| Short problem |
Return the records verbatim, starting at the very beginning and ending with the line that contains "12, 148, 20]", including both ends.

Bounding box annotations
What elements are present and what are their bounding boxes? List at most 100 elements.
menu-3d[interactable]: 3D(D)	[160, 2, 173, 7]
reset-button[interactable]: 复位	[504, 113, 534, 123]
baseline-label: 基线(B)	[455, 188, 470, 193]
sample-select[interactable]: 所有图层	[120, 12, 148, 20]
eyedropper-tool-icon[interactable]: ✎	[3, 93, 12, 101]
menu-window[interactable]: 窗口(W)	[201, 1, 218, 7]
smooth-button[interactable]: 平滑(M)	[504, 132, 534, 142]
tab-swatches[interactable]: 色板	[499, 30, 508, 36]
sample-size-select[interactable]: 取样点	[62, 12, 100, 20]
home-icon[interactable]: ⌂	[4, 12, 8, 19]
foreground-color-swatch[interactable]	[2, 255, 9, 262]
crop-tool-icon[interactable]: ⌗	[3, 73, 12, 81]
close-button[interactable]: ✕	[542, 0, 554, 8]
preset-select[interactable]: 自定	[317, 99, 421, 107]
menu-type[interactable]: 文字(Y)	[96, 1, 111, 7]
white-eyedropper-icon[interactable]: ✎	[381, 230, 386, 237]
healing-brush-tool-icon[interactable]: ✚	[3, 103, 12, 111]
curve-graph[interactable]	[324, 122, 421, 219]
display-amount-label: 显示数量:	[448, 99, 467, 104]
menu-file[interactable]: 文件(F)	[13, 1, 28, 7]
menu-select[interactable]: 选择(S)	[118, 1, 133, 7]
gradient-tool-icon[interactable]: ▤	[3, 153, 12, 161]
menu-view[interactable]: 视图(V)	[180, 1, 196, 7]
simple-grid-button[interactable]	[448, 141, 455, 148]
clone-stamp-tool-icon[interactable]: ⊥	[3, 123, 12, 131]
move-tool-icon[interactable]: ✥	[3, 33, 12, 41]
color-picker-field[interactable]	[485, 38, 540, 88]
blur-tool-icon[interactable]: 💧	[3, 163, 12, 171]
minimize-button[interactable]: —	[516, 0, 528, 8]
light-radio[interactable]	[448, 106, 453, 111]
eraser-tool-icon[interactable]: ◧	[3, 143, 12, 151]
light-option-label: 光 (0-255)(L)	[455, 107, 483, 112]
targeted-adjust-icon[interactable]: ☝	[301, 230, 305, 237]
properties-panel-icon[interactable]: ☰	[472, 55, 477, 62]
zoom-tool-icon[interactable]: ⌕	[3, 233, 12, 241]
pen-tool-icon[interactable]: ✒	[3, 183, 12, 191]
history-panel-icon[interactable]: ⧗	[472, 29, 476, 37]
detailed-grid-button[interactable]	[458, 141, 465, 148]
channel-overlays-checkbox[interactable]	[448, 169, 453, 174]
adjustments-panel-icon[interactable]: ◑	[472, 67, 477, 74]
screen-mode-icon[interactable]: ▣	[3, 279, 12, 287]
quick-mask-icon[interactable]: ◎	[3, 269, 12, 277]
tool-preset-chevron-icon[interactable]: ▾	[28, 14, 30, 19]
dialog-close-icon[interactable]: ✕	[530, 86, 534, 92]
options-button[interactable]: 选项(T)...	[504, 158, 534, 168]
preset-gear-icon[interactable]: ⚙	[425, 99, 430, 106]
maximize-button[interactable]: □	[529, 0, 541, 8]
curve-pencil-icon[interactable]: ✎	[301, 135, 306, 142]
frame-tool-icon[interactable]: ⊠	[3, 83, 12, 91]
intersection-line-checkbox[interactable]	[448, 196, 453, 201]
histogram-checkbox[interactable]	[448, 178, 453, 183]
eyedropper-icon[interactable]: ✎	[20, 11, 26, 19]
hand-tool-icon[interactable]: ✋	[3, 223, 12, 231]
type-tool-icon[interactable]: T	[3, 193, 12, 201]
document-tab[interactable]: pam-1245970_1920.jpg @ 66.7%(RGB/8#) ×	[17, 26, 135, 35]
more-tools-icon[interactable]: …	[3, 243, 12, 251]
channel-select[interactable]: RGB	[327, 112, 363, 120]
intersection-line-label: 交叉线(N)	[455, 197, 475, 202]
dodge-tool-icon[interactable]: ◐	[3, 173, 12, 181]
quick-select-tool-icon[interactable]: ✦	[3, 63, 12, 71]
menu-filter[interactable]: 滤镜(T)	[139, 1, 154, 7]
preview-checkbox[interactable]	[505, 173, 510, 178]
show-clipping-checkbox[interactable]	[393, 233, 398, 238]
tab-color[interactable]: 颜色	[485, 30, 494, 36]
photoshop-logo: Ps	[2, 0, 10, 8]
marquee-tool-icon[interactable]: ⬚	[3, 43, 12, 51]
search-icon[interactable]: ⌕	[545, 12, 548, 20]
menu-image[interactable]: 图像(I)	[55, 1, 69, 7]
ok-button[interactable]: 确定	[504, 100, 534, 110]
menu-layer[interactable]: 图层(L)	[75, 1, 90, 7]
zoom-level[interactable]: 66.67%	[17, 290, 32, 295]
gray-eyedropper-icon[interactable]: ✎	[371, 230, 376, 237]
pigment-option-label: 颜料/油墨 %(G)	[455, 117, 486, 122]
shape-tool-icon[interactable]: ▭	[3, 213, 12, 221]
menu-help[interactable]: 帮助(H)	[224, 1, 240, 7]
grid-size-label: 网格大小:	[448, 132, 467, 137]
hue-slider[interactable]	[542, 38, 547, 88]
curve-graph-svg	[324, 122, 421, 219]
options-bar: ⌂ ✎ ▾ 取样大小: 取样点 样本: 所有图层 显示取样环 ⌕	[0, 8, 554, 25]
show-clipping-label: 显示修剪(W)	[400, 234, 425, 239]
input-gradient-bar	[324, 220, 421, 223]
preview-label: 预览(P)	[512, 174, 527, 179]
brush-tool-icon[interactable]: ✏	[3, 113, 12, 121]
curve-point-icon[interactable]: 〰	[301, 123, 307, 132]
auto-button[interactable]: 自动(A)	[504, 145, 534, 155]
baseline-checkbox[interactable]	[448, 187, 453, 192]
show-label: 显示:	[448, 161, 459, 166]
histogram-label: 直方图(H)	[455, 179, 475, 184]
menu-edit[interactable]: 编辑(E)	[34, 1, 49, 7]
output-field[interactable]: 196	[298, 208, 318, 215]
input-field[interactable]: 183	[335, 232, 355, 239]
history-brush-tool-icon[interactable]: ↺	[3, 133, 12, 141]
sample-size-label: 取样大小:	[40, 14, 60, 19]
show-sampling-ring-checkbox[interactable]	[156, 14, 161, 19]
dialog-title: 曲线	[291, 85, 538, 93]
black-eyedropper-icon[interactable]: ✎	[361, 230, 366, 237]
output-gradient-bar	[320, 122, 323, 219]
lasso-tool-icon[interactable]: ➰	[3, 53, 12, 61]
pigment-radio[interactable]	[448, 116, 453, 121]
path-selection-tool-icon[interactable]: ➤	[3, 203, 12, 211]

| Solution to this task |
What elements are present and what are their bounding boxes? List at most 100 elements.
menu-3d[interactable]: 3D(D)	[160, 2, 173, 7]
reset-button[interactable]: 复位	[504, 113, 534, 123]
baseline-label: 基线(B)	[455, 188, 470, 193]
sample-select[interactable]: 所有图层	[120, 12, 148, 20]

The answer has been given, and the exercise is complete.